Repeat exactly the lines of the listing from the line containing "What does this" through its last line, and nothing beyond them.

╭──

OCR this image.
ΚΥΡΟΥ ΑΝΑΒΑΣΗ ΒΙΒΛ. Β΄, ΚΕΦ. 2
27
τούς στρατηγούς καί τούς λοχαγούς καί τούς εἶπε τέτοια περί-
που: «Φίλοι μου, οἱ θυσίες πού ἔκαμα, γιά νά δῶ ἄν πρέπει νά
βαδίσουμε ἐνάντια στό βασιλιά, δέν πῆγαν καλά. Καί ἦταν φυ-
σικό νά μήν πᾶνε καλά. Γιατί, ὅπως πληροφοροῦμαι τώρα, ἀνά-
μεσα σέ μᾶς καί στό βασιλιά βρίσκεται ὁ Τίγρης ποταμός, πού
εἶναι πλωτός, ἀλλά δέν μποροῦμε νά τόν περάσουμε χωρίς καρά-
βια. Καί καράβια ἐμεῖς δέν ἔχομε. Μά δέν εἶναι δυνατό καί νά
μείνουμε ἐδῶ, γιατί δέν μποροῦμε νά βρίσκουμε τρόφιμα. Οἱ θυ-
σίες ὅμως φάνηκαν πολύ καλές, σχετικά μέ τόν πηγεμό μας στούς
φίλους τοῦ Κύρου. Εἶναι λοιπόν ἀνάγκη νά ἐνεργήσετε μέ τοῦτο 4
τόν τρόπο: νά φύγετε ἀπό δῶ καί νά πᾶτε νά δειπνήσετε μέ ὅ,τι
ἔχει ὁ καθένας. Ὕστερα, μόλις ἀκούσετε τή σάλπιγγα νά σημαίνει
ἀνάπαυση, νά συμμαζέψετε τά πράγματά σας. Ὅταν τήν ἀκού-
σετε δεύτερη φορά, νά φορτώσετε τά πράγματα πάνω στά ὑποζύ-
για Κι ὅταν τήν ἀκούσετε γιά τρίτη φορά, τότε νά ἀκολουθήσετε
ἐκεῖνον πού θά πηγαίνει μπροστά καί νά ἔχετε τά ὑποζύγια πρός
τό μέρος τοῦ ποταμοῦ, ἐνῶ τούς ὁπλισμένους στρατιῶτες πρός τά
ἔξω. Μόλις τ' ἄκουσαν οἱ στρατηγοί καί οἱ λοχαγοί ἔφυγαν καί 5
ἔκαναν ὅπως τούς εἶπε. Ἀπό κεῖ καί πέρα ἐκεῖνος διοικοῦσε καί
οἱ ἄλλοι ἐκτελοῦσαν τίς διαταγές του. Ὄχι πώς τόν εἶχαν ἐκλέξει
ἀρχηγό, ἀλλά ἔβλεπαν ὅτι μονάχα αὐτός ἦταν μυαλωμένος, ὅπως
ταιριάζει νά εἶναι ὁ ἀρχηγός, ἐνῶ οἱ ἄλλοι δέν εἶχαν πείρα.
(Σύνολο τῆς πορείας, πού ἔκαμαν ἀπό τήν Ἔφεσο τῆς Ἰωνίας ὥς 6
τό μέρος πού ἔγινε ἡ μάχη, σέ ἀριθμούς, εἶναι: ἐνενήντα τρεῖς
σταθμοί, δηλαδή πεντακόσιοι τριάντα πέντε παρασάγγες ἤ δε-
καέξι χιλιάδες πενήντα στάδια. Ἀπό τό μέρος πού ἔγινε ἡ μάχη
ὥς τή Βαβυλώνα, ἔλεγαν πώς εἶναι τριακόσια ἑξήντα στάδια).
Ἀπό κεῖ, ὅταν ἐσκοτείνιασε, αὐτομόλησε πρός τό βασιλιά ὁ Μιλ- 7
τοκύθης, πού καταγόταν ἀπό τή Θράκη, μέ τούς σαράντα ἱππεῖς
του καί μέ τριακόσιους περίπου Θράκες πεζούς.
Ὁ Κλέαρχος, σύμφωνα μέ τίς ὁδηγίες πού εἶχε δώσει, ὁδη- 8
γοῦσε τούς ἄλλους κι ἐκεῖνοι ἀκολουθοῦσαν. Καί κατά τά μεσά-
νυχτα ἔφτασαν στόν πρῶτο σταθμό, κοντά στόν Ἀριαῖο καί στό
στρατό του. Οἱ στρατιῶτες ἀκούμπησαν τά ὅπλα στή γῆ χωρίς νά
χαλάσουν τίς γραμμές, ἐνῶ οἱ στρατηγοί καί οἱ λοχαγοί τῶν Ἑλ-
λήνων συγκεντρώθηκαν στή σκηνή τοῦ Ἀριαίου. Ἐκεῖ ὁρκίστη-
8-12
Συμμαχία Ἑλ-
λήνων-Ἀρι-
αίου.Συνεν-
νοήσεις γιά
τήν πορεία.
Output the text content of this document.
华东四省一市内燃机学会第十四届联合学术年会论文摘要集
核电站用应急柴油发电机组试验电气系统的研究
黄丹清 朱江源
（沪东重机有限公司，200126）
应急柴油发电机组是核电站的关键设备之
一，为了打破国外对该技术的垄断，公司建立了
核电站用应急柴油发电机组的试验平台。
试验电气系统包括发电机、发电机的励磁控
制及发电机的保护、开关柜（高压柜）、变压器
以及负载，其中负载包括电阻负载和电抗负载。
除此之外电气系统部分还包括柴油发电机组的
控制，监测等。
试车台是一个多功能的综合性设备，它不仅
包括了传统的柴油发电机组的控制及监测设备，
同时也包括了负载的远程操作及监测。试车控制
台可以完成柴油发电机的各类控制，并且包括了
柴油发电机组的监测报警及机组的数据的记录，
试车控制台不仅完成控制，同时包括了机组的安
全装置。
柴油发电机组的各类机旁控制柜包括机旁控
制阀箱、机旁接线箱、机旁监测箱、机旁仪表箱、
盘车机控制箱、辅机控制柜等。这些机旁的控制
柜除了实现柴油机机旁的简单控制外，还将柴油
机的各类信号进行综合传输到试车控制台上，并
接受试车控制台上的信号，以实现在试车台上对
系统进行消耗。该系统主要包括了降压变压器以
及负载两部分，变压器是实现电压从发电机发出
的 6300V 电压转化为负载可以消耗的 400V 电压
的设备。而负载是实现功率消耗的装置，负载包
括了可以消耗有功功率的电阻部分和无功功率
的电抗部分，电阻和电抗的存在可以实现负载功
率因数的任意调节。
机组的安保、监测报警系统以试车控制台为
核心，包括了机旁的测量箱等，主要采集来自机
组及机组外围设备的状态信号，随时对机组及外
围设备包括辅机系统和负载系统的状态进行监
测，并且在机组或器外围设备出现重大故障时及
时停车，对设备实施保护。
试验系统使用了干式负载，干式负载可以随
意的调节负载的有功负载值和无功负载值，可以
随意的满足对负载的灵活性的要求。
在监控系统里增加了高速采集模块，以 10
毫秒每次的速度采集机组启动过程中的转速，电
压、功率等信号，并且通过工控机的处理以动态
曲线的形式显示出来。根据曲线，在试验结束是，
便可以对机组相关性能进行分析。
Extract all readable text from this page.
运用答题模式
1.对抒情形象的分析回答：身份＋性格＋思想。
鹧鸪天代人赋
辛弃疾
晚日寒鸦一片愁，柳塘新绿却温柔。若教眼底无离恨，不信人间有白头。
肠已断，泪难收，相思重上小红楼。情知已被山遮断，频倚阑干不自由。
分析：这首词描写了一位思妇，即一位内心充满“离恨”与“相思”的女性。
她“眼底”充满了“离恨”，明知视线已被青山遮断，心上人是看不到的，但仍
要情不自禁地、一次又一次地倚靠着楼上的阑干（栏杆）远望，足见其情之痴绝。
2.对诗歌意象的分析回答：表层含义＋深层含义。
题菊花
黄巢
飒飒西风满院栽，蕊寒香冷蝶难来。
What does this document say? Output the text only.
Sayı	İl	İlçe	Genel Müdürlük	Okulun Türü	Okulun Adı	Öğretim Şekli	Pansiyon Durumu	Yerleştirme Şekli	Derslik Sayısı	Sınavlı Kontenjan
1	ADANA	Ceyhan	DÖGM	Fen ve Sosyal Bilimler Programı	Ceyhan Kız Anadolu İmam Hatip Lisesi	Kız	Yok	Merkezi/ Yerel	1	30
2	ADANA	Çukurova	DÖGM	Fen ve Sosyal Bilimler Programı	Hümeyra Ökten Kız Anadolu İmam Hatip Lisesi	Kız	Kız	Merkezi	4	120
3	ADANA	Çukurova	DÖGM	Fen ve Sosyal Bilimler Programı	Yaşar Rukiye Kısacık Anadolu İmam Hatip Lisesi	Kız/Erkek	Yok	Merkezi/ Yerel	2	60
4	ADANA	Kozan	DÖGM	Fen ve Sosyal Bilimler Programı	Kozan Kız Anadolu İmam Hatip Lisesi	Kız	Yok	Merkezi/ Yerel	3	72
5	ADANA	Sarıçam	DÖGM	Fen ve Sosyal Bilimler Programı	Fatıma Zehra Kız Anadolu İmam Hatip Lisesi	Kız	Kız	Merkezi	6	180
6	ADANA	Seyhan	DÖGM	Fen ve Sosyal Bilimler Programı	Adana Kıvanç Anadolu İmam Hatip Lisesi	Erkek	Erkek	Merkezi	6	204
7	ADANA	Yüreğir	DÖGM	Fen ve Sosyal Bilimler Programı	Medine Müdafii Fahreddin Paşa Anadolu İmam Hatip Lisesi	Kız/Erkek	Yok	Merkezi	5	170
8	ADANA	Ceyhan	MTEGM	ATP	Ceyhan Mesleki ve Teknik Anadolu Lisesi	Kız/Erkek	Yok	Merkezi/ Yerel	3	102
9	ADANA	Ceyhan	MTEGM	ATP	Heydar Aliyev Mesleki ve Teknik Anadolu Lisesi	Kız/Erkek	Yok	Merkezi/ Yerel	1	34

╰──

:: THE RESPONSE ::
What does this document say? Output the text only.
Sayı	İl	İlçe	Genel Müdürlük	Okulun Türü	Okulun Adı	Öğretim Şekli	Pansiyon Durumu	Yerleştirme Şekli	Derslik Sayısı	Sınavlı Kontenjan
1	ADANA	Ceyhan	DÖGM	Fen ve Sosyal Bilimler Programı	Ceyhan Kız Anadolu İmam Hatip Lisesi	Kız	Yok	Merkezi/ Yerel	1	30
2	ADANA	Çukurova	DÖGM	Fen ve Sosyal Bilimler Programı	Hümeyra Ökten Kız Anadolu İmam Hatip Lisesi	Kız	Kız	Merkezi	4	120
3	ADANA	Çukurova	DÖGM	Fen ve Sosyal Bilimler Programı	Yaşar Rukiye Kısacık Anadolu İmam Hatip Lisesi	Kız/Erkek	Yok	Merkezi/ Yerel	2	60
4	ADANA	Kozan	DÖGM	Fen ve Sosyal Bilimler Programı	Kozan Kız Anadolu İmam Hatip Lisesi	Kız	Yok	Merkezi/ Yerel	3	72
5	ADANA	Sarıçam	DÖGM	Fen ve Sosyal Bilimler Programı	Fatıma Zehra Kız Anadolu İmam Hatip Lisesi	Kız	Kız	Merkezi	6	180
6	ADANA	Seyhan	DÖGM	Fen ve Sosyal Bilimler Programı	Adana Kıvanç Anadolu İmam Hatip Lisesi	Erkek	Erkek	Merkezi	6	204
7	ADANA	Yüreğir	DÖGM	Fen ve Sosyal Bilimler Programı	Medine Müdafii Fahreddin Paşa Anadolu İmam Hatip Lisesi	Kız/Erkek	Yok	Merkezi	5	170
8	ADANA	Ceyhan	MTEGM	ATP	Ceyhan Mesleki ve Teknik Anadolu Lisesi	Kız/Erkek	Yok	Merkezi/ Yerel	3	102
9	ADANA	Ceyhan	MTEGM	ATP	Heydar Aliyev Mesleki ve Teknik Anadolu Lisesi	Kız/Erkek	Yok	Merkezi/ Yerel	1	34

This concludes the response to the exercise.